→ REQUIRED WORK:
Every line holding the string "программой" should be gathered.

→ EXTRACTED ENTRIES:
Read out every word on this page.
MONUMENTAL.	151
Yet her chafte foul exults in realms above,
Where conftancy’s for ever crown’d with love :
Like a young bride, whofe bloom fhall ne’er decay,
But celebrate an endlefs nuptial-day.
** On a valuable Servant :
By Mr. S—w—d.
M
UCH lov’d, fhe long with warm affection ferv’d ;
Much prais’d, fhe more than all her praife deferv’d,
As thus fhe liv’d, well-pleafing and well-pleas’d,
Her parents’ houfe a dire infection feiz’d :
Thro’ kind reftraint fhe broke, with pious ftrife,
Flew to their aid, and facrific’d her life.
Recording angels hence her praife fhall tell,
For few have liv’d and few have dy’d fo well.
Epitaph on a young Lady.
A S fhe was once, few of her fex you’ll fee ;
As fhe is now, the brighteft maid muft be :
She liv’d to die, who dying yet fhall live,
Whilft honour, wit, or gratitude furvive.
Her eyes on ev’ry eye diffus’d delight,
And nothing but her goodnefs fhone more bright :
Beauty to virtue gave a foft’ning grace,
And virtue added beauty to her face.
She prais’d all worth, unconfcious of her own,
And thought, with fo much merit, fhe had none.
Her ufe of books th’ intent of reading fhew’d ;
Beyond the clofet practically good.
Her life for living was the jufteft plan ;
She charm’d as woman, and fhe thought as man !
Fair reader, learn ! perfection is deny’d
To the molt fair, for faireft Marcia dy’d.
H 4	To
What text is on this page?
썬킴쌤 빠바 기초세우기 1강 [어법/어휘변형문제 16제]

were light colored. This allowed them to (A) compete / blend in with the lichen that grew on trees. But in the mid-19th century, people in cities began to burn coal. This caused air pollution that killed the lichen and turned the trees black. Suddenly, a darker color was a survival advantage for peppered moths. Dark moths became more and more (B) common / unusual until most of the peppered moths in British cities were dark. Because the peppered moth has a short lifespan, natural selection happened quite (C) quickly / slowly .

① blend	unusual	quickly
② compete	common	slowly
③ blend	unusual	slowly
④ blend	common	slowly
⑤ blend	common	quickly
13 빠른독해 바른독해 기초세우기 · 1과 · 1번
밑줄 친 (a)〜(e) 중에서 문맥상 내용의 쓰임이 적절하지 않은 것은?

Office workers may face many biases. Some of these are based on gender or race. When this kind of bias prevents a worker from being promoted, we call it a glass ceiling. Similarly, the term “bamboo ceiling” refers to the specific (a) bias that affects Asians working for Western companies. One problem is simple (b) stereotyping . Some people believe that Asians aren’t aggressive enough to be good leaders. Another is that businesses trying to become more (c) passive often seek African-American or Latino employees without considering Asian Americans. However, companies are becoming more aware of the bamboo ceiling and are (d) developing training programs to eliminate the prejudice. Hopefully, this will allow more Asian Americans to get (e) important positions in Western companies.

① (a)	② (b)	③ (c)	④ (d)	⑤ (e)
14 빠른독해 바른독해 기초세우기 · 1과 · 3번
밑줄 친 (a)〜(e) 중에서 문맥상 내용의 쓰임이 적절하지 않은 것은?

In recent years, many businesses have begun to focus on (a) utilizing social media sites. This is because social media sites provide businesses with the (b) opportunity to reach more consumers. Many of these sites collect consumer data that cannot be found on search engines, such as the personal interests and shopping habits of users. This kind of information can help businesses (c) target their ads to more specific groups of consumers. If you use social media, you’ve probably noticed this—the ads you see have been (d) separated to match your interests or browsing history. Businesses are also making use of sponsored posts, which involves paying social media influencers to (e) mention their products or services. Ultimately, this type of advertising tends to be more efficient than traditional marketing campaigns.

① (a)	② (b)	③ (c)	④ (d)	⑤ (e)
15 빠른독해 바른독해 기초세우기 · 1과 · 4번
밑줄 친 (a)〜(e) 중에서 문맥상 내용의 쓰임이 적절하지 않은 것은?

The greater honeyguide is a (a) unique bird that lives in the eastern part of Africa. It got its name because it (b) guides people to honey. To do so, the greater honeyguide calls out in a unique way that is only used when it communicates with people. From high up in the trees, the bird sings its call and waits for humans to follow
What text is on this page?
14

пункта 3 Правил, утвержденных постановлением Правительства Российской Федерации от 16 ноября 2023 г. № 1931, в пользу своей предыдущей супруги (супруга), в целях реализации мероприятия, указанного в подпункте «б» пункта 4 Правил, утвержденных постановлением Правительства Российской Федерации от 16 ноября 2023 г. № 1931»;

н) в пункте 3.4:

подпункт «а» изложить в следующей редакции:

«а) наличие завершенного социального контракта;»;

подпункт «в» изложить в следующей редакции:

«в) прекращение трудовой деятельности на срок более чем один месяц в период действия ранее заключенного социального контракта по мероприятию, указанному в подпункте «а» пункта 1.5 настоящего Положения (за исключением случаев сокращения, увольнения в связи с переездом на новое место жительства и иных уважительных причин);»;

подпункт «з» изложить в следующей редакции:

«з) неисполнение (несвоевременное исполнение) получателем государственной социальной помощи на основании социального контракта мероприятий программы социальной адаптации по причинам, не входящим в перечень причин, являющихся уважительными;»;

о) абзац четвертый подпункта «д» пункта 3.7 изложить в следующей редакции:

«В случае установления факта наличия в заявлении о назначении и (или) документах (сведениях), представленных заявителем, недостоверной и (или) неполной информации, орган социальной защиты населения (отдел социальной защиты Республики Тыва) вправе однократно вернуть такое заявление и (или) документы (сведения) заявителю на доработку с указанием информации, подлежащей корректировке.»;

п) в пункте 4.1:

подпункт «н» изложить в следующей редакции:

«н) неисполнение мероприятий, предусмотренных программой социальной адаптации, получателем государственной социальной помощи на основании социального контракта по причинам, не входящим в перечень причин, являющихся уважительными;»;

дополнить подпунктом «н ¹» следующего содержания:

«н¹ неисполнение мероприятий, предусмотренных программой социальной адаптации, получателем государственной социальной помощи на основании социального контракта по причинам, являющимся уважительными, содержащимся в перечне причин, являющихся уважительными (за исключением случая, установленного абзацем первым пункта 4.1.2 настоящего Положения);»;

→ OUTPUT FOR THIS EXERCISE:
«н) неисполнение мероприятий, предусмотренных программой социальной адаптации, получателем государственной социальной помощи на основании социального контракта по причинам, не входящим в перечень причин, являющихся уважительными;»;
«н¹ неисполнение мероприятий, предусмотренных программой социальной адаптации, получателем государственной социальной помощи на основании социального контракта по причинам, являющимся уважительными, содержащимся в перечне причин, являющихся уважительными (за исключением случая, установленного абзацем первым пункта 4.1.2 настоящего Положения);»;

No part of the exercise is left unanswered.